— SHORT EXERCISE —
How many of these lines hold the string "имуществу"? Answer with the number only.

* begin SUPPLIED ENTRIES *

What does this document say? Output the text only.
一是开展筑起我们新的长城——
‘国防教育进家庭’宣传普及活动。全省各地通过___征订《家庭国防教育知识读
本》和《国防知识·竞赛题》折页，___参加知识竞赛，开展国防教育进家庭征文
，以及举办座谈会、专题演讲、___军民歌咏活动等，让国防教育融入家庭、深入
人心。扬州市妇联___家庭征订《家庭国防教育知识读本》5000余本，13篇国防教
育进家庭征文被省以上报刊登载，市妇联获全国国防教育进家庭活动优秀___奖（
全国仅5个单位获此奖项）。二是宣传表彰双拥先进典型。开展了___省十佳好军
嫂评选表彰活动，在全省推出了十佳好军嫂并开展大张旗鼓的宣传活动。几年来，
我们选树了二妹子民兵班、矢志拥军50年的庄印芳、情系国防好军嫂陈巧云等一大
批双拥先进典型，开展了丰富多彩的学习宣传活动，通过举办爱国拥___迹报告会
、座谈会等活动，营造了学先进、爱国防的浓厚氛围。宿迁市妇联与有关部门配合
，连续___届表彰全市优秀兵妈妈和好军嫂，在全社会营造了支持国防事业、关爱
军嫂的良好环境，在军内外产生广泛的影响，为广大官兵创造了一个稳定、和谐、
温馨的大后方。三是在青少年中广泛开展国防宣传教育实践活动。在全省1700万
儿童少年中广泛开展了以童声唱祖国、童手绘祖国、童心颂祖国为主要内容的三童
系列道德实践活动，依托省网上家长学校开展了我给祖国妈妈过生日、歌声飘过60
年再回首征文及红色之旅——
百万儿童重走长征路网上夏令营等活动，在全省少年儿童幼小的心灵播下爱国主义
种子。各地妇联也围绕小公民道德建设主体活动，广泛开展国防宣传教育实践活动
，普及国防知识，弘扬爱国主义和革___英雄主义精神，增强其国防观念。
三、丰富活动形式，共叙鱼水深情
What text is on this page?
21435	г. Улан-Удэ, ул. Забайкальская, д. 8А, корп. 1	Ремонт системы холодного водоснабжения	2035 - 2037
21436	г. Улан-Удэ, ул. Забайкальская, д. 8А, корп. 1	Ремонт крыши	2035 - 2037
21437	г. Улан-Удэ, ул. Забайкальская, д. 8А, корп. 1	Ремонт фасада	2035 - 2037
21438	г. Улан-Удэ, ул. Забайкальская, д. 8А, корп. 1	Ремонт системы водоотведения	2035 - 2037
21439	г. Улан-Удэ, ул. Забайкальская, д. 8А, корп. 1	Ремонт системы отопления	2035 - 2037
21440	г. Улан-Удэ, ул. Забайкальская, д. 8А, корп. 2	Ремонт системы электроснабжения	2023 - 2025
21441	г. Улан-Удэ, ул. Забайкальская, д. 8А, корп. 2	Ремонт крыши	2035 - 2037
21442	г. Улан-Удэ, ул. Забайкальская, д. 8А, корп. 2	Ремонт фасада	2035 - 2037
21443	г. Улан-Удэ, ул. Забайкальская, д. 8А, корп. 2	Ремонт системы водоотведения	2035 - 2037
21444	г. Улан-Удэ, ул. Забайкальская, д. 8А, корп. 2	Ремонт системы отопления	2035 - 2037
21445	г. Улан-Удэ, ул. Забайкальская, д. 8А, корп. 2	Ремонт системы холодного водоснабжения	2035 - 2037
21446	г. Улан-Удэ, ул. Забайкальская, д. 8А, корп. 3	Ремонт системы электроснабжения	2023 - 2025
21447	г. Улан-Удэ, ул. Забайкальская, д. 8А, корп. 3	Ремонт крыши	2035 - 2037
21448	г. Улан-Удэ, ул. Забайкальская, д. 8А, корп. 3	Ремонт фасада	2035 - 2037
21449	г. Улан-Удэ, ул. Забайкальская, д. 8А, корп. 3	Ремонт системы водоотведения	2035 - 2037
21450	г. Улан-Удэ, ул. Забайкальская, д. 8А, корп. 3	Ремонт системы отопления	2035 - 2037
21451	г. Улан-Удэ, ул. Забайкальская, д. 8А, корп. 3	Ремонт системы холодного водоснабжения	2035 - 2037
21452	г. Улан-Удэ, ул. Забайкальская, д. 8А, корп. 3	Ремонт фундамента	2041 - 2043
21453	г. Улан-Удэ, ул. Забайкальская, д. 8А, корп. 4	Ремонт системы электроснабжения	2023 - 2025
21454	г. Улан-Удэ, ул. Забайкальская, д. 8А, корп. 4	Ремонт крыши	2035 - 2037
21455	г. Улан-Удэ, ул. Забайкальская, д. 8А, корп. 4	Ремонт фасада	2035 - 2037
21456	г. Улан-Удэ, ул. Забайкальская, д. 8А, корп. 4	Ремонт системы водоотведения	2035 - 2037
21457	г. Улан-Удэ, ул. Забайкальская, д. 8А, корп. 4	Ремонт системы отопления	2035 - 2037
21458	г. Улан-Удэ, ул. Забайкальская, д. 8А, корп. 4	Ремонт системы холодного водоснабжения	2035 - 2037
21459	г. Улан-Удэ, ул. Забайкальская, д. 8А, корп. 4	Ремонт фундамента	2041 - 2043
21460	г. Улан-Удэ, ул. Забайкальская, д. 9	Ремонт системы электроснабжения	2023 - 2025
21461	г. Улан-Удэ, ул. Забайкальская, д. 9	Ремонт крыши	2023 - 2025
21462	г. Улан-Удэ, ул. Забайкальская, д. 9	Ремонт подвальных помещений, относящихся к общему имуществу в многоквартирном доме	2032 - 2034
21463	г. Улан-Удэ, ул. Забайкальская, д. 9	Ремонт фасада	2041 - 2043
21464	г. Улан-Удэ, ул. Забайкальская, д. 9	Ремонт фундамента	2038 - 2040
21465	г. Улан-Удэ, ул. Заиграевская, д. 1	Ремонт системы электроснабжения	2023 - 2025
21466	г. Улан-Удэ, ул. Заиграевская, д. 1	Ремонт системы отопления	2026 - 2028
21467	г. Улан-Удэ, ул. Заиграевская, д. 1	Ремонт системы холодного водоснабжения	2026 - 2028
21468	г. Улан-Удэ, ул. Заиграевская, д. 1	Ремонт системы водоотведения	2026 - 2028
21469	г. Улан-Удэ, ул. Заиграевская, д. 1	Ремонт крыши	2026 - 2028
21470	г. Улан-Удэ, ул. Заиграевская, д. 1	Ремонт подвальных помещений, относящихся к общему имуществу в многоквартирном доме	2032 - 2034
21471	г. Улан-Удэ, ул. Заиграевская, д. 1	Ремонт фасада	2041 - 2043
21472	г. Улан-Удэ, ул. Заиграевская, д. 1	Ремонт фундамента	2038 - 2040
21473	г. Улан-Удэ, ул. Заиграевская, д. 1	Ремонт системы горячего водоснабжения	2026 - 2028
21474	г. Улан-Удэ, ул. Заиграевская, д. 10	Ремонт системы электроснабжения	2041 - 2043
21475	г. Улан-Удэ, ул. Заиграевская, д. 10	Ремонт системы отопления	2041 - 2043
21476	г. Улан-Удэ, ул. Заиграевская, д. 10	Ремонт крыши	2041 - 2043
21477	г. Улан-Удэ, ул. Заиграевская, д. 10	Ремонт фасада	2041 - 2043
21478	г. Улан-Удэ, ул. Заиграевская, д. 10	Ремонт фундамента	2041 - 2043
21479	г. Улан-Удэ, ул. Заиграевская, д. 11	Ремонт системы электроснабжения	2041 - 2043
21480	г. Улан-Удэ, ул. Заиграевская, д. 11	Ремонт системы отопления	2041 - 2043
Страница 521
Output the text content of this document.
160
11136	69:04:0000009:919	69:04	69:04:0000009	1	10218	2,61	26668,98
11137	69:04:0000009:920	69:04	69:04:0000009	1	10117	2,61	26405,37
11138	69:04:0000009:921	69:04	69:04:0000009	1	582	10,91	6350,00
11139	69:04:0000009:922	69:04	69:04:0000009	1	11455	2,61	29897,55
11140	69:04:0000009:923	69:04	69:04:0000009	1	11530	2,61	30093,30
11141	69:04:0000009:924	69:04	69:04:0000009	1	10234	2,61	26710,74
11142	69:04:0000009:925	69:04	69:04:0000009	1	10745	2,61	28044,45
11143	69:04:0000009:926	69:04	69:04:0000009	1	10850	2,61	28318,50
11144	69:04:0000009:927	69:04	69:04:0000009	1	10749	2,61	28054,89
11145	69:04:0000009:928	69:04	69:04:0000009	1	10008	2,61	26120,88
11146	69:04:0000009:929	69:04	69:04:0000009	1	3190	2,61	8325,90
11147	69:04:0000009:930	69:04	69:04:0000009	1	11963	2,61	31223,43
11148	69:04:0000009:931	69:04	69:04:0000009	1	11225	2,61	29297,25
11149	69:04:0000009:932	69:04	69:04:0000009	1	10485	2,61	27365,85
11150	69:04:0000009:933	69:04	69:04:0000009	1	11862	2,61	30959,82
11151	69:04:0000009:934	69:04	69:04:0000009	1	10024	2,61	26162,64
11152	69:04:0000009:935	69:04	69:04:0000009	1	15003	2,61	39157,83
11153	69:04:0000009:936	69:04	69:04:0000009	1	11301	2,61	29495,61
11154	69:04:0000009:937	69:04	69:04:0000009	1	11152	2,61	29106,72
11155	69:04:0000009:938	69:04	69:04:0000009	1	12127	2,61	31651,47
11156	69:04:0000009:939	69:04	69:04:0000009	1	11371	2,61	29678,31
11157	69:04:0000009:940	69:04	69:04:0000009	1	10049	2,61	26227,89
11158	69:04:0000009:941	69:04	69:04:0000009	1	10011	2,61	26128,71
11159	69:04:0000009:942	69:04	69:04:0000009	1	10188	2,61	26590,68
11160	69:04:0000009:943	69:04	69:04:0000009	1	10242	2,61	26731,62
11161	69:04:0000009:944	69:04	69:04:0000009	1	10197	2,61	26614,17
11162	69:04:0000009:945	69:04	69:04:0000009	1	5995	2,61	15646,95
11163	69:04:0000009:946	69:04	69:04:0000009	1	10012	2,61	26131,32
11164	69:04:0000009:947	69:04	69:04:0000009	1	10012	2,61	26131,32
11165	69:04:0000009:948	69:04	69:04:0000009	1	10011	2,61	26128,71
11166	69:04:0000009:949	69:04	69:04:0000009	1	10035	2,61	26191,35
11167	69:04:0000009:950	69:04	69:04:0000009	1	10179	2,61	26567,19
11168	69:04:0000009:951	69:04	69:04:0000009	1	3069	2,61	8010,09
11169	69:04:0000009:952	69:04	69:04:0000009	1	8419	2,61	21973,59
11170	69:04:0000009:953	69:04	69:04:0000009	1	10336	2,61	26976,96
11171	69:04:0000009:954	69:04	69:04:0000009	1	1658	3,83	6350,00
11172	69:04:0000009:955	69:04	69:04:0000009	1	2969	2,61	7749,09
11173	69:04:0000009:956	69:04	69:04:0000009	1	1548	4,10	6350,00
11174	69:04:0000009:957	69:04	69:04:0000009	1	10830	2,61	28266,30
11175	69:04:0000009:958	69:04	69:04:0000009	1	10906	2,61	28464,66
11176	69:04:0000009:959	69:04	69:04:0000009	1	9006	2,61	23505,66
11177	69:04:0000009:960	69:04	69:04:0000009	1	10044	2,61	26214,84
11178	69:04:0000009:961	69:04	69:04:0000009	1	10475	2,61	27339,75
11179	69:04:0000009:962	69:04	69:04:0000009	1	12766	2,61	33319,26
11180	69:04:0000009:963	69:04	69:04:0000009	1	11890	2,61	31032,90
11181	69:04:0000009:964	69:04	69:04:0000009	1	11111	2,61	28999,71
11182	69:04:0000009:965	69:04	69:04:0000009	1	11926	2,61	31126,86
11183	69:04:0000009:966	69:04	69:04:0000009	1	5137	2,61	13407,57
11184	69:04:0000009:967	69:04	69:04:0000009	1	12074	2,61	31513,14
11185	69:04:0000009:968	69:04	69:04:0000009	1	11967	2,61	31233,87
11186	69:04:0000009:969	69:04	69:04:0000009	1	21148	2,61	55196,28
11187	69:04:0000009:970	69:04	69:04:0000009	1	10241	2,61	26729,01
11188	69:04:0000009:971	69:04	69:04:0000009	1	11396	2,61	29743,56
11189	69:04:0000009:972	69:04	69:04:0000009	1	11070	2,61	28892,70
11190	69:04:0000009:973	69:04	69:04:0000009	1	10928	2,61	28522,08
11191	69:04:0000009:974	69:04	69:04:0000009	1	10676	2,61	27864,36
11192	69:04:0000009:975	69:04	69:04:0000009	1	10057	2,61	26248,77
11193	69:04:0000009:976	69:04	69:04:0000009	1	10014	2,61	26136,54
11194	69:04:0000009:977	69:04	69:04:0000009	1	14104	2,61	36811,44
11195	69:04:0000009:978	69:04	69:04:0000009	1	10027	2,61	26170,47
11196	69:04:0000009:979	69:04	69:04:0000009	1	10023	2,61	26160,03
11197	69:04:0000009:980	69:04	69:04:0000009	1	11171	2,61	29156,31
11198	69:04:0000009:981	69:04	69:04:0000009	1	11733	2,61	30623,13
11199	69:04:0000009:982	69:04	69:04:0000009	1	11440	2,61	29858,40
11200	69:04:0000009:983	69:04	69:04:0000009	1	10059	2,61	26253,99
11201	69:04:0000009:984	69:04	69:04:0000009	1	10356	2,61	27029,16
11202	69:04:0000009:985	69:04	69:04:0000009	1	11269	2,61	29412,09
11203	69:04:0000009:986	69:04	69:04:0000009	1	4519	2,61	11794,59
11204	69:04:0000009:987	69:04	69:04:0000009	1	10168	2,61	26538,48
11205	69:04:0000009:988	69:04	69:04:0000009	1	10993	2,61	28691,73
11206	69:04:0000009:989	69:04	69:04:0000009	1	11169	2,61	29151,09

* end SUPPLIED ENTRIES *

— TASK OUTPUT —
2